***** Provided entries

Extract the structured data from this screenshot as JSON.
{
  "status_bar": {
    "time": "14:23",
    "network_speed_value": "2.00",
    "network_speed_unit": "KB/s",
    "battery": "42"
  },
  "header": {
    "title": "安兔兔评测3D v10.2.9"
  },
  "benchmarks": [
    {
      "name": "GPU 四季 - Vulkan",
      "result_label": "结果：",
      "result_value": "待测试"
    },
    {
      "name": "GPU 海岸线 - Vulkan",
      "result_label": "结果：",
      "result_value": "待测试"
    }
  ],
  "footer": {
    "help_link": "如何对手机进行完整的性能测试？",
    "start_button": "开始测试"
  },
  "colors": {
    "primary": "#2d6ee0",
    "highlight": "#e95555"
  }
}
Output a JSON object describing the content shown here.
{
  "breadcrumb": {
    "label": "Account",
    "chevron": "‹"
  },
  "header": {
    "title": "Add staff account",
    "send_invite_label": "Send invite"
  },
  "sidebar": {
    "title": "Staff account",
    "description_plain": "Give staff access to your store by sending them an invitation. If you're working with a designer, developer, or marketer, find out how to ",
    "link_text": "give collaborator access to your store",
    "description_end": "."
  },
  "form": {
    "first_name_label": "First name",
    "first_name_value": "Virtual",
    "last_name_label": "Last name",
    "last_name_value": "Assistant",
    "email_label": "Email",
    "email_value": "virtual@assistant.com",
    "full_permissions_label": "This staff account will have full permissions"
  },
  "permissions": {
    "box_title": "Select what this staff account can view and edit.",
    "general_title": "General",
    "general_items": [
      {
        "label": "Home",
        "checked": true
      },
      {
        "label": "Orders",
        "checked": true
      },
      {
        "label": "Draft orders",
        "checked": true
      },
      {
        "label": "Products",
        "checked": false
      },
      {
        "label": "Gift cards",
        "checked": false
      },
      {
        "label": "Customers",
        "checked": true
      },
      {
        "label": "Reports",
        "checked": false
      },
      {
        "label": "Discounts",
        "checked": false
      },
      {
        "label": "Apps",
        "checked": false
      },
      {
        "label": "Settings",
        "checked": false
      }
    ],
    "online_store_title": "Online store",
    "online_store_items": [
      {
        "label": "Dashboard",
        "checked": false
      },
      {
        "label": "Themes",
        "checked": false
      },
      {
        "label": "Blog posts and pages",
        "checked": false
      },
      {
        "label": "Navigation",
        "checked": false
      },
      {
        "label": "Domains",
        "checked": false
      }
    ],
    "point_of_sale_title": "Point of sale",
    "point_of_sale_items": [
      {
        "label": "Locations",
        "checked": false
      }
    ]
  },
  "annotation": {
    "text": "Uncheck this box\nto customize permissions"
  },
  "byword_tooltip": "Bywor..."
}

**********

__Task to complete__:
What is needed here is an exact reproduction of all the entries.

__Task answer__:
Extract the structured data from this screenshot as JSON.
{
  "status_bar": {
    "time": "14:23",
    "network_speed_value": "2.00",
    "network_speed_unit": "KB/s",
    "battery": "42"
  },
  "header": {
    "title": "安兔兔评测3D v10.2.9"
  },
  "benchmarks": [
    {
      "name": "GPU 四季 - Vulkan",
      "result_label": "结果：",
      "result_value": "待测试"
    },
    {
      "name": "GPU 海岸线 - Vulkan",
      "result_label": "结果：",
      "result_value": "待测试"
    }
  ],
  "footer": {
    "help_link": "如何对手机进行完整的性能测试？",
    "start_button": "开始测试"
  },
  "colors": {
    "primary": "#2d6ee0",
    "highlight": "#e95555"
  }
}
Output a JSON object describing the content shown here.
{
  "breadcrumb": {
    "label": "Account",
    "chevron": "‹"
  },
  "header": {
    "title": "Add staff account",
    "send_invite_label": "Send invite"
  },
  "sidebar": {
    "title": "Staff account",
    "description_plain": "Give staff access to your store by sending them an invitation. If you're working with a designer, developer, or marketer, find out how to ",
    "link_text": "give collaborator access to your store",
    "description_end": "."
  },
  "form": {
    "first_name_label": "First name",
    "first_name_value": "Virtual",
    "last_name_label": "Last name",
    "last_name_value": "Assistant",
    "email_label": "Email",
    "email_value": "virtual@assistant.com",
    "full_permissions_label": "This staff account will have full permissions"
  },
  "permissions": {
    "box_title": "Select what this staff account can view and edit.",
    "general_title": "General",
    "general_items": [
      {
        "label": "Home",
        "checked": true
      },
      {
        "label": "Orders",
        "checked": true
      },
      {
        "label": "Draft orders",
        "checked": true
      },
      {
        "label": "Products",
        "checked": false
      },
      {
        "label": "Gift cards",
        "checked": false
      },
      {
        "label": "Customers",
        "checked": true
      },
      {
        "label": "Reports",
        "checked": false
      },
      {
        "label": "Discounts",
        "checked": false
      },
      {
        "label": "Apps",
        "checked": false
      },
      {
        "label": "Settings",
        "checked": false
      }
    ],
    "online_store_title": "Online store",
    "online_store_items": [
      {
        "label": "Dashboard",
        "checked": false
      },
      {
        "label": "Themes",
        "checked": false
      },
      {
        "label": "Blog posts and pages",
        "checked": false
      },
      {
        "label": "Navigation",
        "checked": false
      },
      {
        "label": "Domains",
        "checked": false
      }
    ],
    "point_of_sale_title": "Point of sale",
    "point_of_sale_items": [
      {
        "label": "Locations",
        "checked": false
      }
    ]
  },
  "annotation": {
    "text": "Uncheck this box\nto customize permissions"
  },
  "byword_tooltip": "Bywor..."
}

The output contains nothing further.